▼

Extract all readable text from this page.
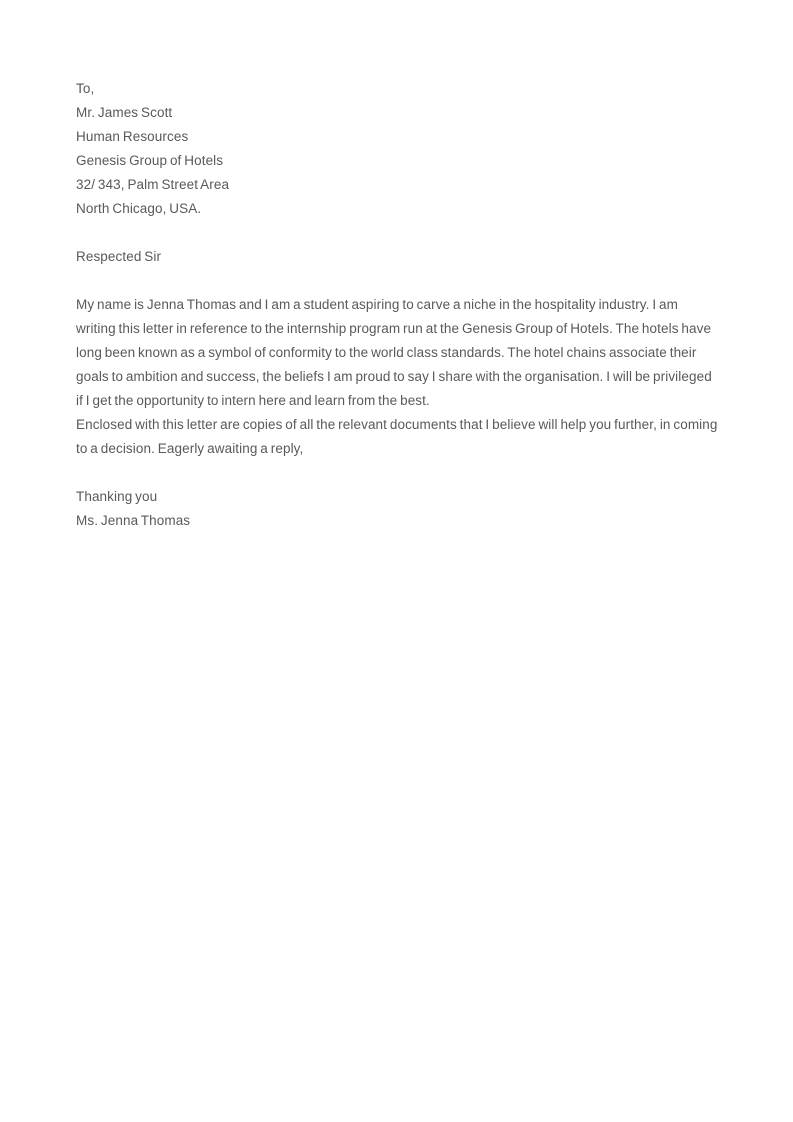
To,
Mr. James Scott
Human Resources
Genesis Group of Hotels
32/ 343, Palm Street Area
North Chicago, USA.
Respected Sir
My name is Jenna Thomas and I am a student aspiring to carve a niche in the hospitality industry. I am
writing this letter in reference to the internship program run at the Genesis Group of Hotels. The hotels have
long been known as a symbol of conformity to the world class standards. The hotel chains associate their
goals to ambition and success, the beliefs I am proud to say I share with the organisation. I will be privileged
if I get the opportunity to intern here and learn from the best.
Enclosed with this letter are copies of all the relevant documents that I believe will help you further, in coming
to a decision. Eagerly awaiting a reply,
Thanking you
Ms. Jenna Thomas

▲
▼

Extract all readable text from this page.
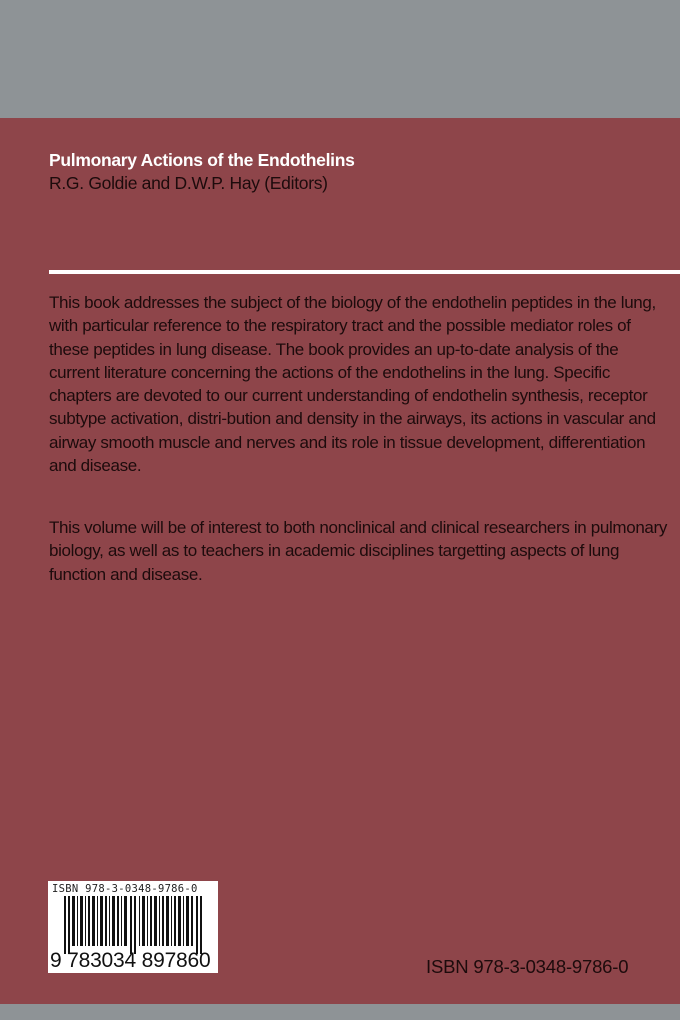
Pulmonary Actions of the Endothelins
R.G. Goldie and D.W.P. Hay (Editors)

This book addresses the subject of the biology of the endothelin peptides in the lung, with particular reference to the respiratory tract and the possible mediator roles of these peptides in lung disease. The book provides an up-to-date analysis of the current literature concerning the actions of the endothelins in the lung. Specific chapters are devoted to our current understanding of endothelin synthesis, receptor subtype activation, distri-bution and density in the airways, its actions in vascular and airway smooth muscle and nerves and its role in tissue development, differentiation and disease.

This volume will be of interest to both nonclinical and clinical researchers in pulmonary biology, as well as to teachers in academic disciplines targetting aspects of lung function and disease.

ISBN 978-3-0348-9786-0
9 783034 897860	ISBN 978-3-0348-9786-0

▲
▼

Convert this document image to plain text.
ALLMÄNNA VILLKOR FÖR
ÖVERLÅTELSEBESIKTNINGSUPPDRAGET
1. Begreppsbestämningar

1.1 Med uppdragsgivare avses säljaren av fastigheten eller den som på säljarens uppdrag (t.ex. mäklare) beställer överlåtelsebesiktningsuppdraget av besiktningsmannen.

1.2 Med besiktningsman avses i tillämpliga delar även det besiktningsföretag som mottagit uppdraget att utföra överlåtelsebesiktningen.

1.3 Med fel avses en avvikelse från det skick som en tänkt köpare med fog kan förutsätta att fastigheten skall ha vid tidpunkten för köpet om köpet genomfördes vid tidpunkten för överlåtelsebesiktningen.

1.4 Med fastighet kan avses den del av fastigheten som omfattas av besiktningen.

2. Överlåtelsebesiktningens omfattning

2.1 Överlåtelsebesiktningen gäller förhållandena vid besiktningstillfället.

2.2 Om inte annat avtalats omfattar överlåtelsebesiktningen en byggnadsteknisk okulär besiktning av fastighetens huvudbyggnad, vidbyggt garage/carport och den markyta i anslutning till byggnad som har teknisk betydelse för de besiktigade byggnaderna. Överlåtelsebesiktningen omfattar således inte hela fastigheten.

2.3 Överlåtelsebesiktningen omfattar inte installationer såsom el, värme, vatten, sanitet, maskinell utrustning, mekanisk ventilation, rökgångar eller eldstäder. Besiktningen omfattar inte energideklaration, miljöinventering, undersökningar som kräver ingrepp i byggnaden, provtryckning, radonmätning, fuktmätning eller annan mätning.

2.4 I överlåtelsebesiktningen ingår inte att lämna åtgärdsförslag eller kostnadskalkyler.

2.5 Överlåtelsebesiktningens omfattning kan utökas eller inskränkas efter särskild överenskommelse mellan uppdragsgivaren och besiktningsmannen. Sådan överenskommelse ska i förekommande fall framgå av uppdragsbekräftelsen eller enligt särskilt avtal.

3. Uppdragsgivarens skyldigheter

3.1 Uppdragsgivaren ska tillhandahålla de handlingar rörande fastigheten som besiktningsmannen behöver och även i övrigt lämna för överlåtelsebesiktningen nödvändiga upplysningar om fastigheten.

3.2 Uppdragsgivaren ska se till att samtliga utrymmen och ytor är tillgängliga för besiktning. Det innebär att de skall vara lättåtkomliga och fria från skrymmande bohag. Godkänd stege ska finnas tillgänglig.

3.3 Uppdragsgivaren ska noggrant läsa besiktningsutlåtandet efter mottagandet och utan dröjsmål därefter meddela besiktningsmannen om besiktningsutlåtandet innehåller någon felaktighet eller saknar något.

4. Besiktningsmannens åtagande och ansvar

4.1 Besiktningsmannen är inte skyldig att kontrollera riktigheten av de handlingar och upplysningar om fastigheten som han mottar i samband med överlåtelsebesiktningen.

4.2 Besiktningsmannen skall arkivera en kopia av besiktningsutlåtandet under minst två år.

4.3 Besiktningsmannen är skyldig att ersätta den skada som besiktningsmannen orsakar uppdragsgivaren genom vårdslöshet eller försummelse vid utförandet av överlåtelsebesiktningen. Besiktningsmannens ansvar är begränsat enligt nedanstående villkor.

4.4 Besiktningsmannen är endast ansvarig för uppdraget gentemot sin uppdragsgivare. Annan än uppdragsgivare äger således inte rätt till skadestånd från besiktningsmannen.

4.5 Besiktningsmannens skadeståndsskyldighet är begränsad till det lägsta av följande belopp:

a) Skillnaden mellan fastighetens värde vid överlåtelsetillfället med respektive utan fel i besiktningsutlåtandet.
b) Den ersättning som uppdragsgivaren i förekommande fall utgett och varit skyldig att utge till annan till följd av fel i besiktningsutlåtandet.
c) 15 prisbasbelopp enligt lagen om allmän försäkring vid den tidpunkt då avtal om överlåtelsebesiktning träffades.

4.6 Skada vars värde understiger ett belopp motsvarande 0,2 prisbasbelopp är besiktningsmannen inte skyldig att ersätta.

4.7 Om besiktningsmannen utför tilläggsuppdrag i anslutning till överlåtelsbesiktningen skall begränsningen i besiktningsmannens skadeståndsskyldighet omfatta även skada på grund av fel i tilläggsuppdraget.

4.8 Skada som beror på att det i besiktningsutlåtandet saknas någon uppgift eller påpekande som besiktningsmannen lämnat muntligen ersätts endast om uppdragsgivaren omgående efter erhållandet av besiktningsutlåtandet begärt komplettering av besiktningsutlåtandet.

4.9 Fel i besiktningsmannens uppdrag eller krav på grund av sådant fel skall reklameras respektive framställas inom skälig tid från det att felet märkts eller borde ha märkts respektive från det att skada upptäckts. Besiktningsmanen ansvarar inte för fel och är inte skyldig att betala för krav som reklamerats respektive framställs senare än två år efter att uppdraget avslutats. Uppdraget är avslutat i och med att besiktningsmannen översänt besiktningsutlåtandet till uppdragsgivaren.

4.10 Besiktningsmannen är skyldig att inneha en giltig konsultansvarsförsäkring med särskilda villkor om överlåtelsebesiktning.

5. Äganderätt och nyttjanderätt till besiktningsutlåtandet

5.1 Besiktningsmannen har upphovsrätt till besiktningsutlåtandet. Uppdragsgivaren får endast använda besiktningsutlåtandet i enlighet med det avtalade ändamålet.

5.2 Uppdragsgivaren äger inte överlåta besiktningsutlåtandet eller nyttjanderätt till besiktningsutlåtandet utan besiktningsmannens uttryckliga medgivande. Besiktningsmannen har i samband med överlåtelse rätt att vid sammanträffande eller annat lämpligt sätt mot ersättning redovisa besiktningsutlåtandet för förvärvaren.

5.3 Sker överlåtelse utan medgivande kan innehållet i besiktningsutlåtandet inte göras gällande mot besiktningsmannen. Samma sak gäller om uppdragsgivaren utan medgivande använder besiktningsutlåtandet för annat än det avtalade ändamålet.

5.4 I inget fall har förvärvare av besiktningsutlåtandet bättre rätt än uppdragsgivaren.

▲

Look over the records above and copy each line that includes the string "Överlåtelsebesiktningens".

**Answer section**:
2. Överlåtelsebesiktningens omfattning
2.5 Överlåtelsebesiktningens omfattning kan utökas eller inskränkas efter särskild överenskommelse mellan uppdragsgivaren och besiktningsmannen. Sådan överenskommelse ska i förekommande fall framgå av uppdragsbekräftelsen eller enligt särskilt avtal.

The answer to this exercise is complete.